Work required
For the data that follows, report how many lines contain the word "время", and nothing else.

Data for the task
— BEGIN —

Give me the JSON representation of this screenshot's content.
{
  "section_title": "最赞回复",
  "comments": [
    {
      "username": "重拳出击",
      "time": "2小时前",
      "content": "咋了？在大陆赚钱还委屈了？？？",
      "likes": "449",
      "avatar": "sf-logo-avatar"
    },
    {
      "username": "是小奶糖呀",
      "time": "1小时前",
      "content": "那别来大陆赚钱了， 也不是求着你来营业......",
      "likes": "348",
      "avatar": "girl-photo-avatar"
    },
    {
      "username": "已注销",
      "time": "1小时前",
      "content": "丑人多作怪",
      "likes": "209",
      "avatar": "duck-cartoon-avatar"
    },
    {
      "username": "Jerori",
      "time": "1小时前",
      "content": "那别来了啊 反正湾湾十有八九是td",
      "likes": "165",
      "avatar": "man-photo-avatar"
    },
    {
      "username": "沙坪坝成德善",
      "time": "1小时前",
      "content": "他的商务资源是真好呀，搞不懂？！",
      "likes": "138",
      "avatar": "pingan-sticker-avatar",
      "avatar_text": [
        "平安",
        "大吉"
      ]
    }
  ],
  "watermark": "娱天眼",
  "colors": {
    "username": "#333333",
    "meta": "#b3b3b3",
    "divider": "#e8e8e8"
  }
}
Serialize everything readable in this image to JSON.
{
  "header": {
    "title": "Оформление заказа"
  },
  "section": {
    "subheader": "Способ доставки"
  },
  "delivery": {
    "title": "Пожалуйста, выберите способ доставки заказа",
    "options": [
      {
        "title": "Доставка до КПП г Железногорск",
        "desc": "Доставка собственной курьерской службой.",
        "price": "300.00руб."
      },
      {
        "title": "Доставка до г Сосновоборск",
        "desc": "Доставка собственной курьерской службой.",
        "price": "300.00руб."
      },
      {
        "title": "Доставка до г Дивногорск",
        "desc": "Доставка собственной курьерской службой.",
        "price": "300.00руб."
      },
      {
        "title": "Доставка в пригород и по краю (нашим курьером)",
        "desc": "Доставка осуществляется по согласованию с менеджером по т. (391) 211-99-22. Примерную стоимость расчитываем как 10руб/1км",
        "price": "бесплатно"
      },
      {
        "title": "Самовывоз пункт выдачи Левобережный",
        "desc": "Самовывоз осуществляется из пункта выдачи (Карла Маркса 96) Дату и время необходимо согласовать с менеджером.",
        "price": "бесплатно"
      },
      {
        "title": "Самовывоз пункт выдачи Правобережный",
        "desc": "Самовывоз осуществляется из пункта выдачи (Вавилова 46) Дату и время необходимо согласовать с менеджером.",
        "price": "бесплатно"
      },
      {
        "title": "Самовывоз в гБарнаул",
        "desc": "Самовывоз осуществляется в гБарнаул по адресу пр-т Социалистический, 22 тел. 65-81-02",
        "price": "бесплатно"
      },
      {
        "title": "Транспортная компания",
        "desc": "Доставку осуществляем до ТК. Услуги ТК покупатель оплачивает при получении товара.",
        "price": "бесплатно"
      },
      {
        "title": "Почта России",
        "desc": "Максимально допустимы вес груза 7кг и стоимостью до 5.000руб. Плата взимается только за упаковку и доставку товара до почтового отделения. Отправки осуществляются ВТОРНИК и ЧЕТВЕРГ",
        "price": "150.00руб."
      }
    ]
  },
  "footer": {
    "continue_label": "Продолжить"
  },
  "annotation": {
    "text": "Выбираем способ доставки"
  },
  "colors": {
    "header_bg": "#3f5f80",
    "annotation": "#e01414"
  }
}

— END —

Complete answer
2